**What is asked:**
Copy out each line below that has the word "samasta" in it.

Extracted data entries
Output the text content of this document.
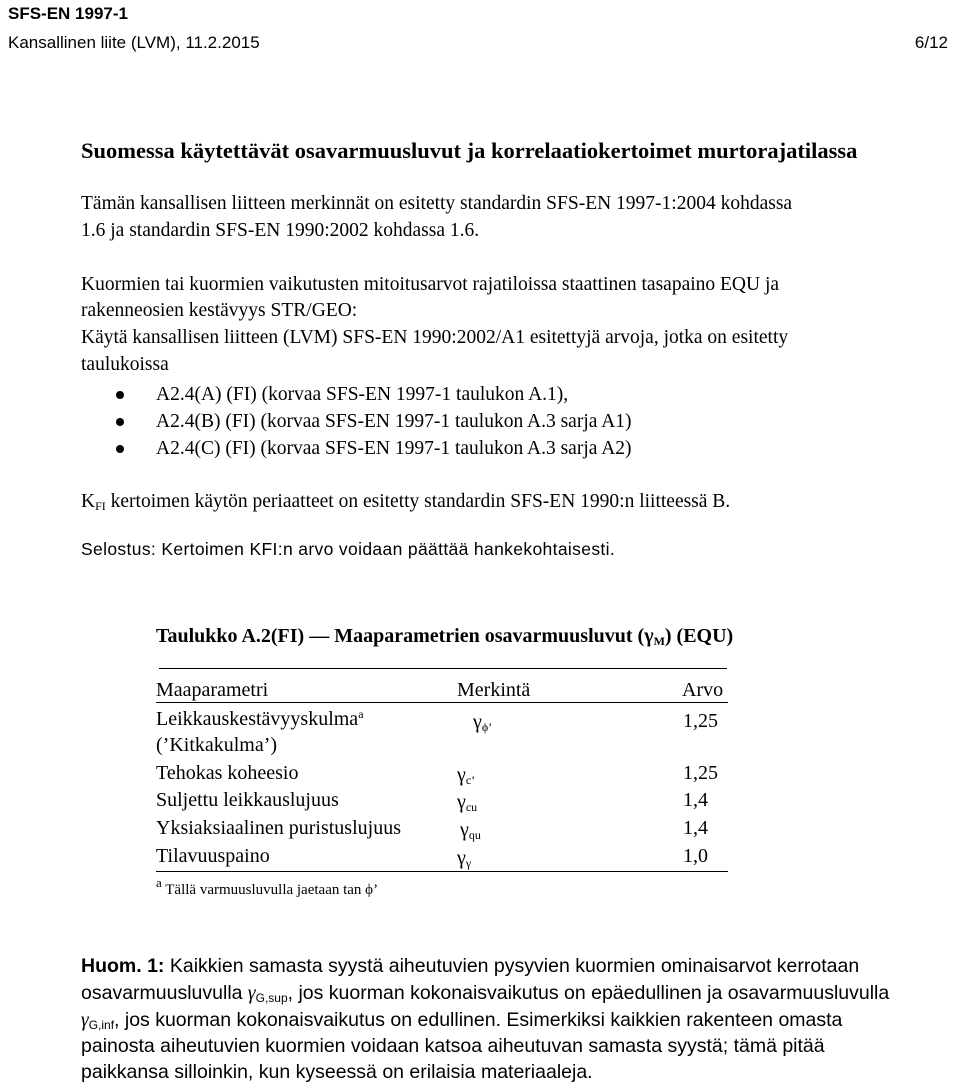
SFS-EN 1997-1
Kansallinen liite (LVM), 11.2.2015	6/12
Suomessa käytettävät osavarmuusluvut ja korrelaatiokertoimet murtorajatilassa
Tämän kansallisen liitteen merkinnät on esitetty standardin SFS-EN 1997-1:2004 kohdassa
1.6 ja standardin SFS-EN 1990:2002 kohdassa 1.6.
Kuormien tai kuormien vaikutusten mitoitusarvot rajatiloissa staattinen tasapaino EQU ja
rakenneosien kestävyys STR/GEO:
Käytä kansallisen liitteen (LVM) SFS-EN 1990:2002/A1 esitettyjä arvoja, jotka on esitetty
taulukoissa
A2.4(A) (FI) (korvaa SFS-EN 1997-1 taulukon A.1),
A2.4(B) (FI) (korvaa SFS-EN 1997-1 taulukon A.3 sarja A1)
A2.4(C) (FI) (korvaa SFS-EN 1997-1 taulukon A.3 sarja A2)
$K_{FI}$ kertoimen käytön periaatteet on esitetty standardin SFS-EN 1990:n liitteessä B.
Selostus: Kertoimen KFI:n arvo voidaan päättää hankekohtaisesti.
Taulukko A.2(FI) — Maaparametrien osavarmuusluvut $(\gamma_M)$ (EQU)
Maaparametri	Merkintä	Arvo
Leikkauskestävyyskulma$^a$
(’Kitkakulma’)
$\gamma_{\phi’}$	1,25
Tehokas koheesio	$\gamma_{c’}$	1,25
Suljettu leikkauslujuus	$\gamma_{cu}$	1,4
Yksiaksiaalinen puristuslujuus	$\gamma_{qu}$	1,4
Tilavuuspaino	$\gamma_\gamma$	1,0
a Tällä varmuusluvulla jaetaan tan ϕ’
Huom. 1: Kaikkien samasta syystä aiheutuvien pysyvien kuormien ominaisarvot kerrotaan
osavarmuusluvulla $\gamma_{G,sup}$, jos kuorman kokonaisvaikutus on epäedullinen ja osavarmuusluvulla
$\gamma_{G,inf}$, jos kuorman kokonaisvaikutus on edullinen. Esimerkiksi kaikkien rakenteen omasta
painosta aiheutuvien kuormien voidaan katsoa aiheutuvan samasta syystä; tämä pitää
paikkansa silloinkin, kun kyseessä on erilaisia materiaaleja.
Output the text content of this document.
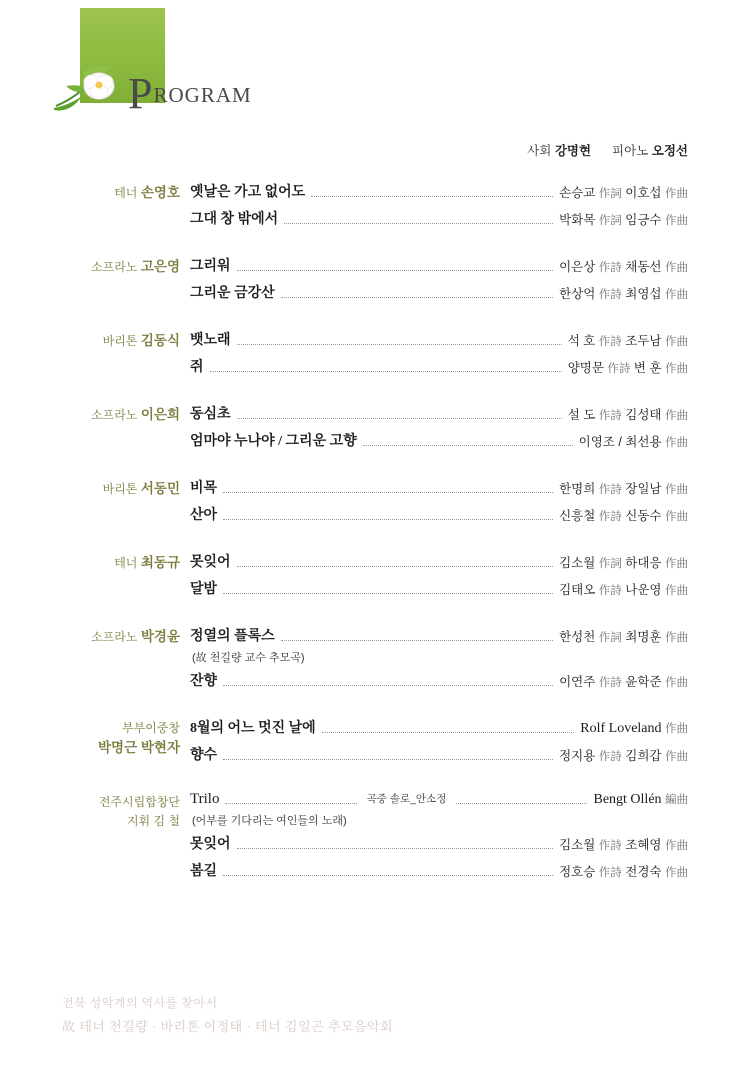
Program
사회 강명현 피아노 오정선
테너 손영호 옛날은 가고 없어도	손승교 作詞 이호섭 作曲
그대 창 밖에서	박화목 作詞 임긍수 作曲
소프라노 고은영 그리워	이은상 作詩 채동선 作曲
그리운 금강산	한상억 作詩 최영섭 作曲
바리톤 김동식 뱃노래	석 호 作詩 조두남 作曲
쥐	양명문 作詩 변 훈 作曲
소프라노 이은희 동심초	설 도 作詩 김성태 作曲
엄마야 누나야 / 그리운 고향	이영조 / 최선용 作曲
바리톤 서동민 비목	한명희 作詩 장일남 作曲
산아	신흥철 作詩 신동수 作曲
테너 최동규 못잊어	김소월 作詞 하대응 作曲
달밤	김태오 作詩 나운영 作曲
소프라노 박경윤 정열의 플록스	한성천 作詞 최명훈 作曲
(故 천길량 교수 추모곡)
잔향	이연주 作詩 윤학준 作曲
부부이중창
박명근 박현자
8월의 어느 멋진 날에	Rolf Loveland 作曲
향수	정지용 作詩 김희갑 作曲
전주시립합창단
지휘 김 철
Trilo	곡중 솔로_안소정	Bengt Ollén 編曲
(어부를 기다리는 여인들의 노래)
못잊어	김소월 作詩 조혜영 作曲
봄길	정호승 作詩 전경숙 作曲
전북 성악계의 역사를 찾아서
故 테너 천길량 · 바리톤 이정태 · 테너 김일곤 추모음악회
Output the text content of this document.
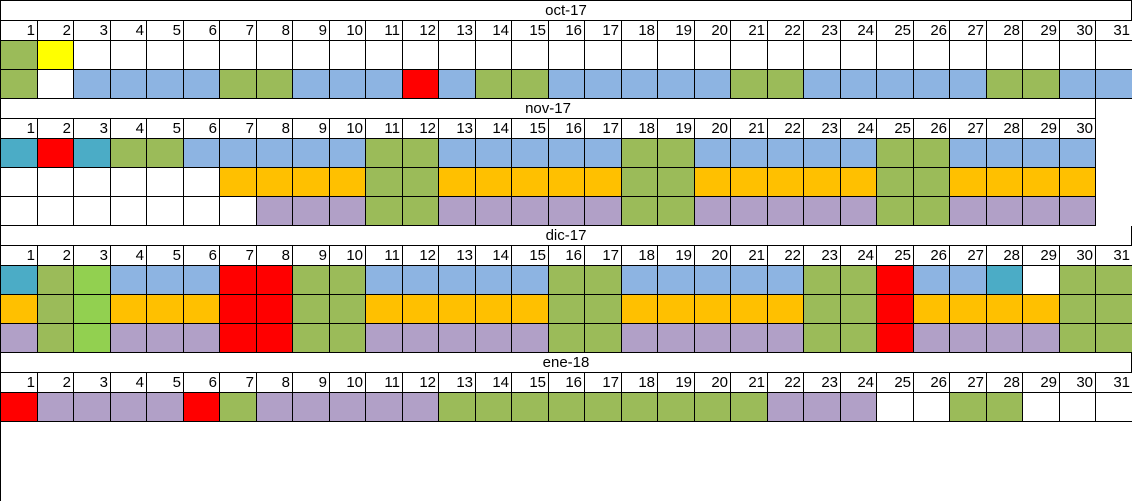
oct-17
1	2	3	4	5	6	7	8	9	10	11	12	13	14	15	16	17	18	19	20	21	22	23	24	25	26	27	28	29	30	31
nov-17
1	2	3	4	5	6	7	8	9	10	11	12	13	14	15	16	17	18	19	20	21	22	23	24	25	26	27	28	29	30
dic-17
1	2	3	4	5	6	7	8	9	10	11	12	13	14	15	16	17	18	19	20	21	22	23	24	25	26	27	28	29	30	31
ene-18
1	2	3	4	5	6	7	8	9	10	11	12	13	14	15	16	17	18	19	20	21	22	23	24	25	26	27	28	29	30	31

**Exercise output:**
Huom. 1: Kaikkien samasta syystä aiheutuvien pysyvien kuormien ominaisarvot kerrotaan
painosta aiheutuvien kuormien voidaan katsoa aiheutuvan samasta syystä; tämä pitää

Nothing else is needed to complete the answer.